> **WHAT TO PRODUCE**:
Count how many lines hold the string "values". Give that number alone.

——

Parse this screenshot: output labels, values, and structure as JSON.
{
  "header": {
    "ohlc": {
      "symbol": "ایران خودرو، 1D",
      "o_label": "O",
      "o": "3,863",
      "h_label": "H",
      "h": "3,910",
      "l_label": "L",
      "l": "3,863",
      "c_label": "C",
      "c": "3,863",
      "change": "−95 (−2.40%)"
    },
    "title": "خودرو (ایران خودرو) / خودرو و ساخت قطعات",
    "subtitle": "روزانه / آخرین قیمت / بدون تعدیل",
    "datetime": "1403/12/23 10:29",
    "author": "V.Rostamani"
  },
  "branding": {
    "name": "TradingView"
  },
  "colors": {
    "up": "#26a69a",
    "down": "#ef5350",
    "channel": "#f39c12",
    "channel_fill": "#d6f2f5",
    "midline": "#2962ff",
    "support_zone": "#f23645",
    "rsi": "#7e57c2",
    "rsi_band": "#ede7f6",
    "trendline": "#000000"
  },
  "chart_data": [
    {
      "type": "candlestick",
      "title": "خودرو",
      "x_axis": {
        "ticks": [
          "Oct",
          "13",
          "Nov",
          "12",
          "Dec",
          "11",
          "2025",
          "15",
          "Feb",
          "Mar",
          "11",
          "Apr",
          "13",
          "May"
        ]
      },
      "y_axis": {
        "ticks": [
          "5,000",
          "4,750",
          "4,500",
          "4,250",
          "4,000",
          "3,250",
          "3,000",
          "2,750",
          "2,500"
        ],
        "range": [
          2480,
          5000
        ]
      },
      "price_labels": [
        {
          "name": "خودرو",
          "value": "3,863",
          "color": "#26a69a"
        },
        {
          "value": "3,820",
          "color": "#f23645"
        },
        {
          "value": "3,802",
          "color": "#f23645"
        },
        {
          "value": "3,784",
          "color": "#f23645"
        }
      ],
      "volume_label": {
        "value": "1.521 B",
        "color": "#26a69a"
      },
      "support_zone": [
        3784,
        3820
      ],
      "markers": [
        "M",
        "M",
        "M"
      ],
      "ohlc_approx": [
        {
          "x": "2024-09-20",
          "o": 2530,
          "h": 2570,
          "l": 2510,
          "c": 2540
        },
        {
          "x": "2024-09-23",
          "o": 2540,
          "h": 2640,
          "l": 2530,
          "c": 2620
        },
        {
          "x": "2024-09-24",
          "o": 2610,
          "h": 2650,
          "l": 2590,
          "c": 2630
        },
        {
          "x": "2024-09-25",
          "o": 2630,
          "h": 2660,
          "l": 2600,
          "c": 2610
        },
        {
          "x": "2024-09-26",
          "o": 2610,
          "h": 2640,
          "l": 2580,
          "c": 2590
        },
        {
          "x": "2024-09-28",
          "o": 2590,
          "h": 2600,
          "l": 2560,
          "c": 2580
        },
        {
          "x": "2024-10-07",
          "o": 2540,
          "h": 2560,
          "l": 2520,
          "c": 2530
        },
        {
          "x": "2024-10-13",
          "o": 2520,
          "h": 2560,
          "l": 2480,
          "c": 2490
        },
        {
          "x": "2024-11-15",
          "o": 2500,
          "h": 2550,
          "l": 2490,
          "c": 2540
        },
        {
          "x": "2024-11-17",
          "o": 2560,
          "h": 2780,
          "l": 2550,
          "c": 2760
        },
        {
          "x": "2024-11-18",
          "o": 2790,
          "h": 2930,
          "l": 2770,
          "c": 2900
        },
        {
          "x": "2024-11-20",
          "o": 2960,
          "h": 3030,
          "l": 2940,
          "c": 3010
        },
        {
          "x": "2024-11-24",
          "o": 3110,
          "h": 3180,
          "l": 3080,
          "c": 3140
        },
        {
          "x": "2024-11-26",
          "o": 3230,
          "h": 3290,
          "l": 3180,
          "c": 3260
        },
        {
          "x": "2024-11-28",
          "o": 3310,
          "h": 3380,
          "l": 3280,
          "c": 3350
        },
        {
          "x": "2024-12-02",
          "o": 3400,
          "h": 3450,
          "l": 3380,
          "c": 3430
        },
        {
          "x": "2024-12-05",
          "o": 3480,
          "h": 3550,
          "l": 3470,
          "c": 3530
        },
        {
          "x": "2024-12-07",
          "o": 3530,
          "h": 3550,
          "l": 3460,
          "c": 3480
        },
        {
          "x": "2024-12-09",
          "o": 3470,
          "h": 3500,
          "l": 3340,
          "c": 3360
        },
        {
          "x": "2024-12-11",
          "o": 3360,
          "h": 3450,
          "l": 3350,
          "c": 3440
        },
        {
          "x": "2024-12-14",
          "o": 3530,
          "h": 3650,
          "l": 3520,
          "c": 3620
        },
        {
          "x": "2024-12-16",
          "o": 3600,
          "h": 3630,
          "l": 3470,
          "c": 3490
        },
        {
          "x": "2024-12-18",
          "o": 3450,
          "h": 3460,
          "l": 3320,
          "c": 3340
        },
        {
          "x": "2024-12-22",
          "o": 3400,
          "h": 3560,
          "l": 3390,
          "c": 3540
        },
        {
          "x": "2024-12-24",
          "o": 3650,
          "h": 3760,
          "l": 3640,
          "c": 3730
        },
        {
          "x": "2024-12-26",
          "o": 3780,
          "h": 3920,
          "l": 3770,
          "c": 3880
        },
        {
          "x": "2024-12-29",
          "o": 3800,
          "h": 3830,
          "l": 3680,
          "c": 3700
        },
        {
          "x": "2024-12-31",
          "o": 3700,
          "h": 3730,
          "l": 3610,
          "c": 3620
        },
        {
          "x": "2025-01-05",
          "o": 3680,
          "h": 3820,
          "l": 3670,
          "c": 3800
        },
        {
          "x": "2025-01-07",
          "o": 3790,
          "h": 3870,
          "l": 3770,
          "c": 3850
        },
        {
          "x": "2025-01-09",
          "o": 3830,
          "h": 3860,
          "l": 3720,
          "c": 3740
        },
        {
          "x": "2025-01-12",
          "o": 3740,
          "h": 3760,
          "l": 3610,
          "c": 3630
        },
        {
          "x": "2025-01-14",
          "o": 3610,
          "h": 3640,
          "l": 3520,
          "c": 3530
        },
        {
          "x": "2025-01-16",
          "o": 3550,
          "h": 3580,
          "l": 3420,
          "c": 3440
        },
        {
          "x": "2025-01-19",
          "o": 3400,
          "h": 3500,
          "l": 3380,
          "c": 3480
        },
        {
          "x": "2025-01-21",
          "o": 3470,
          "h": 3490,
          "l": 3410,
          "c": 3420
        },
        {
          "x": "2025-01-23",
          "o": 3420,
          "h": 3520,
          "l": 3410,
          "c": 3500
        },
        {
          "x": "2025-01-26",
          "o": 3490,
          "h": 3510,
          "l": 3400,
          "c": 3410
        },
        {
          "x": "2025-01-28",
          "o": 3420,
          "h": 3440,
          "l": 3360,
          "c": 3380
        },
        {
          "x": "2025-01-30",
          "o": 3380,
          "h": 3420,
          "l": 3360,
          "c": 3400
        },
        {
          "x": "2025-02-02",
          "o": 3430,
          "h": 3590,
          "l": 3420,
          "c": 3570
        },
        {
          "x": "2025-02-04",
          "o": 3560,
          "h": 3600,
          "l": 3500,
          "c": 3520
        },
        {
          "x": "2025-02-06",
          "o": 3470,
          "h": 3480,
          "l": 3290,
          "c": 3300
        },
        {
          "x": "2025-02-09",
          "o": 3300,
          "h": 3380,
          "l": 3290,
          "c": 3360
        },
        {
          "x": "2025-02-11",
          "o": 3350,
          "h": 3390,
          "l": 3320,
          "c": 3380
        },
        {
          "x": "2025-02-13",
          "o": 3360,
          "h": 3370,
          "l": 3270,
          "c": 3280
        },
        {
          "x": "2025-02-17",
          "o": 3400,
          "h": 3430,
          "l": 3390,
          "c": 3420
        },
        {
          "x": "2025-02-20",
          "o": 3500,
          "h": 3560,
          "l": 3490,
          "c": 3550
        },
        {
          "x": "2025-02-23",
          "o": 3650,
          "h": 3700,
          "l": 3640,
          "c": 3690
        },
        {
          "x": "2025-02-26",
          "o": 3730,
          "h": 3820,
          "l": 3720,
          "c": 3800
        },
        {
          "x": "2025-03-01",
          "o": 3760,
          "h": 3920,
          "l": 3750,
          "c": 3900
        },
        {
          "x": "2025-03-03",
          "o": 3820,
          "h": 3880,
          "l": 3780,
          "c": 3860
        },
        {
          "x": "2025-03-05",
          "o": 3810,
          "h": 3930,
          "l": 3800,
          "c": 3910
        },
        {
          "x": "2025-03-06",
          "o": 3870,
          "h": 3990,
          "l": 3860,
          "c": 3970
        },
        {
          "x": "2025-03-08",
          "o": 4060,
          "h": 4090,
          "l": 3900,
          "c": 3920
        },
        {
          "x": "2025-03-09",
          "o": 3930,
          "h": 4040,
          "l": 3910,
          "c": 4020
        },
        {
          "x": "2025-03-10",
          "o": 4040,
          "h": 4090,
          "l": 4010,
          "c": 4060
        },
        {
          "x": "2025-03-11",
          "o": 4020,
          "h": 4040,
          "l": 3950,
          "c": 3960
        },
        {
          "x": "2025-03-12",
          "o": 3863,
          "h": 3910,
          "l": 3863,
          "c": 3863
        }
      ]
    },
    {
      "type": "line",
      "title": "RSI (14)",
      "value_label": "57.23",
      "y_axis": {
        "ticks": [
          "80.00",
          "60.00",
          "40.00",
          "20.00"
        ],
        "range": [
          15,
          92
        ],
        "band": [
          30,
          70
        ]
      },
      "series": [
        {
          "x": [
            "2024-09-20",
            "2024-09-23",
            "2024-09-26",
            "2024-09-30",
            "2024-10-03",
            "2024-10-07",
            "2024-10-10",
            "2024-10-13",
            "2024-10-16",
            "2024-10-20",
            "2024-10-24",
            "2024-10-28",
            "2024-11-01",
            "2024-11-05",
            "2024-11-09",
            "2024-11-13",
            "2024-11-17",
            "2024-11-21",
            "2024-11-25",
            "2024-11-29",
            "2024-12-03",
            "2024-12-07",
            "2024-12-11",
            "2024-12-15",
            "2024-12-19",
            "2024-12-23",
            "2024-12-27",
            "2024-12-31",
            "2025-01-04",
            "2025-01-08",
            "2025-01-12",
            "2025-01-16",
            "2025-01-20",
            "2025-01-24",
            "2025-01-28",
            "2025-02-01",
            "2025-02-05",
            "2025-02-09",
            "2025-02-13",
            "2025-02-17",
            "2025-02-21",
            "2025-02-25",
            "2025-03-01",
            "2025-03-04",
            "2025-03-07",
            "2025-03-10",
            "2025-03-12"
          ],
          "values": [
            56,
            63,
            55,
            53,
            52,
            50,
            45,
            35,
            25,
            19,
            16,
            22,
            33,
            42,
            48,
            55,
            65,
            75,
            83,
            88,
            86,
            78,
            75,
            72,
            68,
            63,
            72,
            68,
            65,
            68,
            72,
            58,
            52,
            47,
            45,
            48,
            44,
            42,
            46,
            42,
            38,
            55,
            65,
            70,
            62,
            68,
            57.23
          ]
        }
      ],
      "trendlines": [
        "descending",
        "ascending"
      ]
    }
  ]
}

——

> **EXERCISE ANSWER**:
2